DATASET ENTRIES:
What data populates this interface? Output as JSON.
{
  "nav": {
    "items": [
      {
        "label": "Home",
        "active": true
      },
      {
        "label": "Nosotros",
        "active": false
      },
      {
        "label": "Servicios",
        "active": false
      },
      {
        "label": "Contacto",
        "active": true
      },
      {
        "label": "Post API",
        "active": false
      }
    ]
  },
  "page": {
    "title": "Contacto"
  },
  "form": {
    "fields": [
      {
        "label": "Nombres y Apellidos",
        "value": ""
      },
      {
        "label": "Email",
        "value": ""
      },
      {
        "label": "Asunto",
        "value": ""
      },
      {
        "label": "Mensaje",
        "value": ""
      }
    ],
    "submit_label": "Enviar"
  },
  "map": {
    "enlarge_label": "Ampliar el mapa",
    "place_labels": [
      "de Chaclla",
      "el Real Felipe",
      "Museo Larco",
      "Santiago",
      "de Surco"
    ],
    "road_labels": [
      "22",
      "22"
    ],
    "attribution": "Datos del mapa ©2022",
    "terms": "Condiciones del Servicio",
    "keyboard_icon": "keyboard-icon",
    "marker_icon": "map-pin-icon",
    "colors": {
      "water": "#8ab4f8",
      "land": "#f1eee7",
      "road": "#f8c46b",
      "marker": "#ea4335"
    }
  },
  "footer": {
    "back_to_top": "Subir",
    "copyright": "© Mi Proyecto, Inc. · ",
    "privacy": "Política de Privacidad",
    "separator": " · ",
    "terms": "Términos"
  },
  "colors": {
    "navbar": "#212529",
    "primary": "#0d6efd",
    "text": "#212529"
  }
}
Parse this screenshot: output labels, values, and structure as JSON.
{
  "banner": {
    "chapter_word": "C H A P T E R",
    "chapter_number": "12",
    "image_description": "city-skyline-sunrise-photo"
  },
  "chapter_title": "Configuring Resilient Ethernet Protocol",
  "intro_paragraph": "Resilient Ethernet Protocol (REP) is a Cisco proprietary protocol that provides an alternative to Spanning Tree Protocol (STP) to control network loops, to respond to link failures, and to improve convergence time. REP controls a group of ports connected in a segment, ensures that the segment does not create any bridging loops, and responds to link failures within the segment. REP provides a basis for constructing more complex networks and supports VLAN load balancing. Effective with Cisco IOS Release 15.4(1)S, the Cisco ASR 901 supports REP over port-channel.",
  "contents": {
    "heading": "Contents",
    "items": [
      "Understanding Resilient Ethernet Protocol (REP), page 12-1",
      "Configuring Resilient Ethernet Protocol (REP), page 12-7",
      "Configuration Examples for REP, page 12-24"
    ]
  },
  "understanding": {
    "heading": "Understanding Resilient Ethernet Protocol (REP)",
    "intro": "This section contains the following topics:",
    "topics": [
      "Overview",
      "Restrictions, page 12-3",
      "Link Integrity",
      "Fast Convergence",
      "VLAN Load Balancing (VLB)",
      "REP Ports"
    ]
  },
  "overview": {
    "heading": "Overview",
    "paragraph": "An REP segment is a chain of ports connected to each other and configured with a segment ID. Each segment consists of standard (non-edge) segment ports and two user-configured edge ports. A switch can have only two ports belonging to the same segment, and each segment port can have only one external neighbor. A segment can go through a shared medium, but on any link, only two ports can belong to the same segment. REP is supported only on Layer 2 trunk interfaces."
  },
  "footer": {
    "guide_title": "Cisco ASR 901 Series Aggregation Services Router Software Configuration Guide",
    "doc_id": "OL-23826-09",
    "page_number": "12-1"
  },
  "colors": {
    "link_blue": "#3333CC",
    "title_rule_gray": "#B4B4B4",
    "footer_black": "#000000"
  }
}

EXERCISE: From the records above, pull out each line that has "JSON".

THE ANSWER:
What data populates this interface? Output as JSON.
Parse this screenshot: output labels, values, and structure as JSON.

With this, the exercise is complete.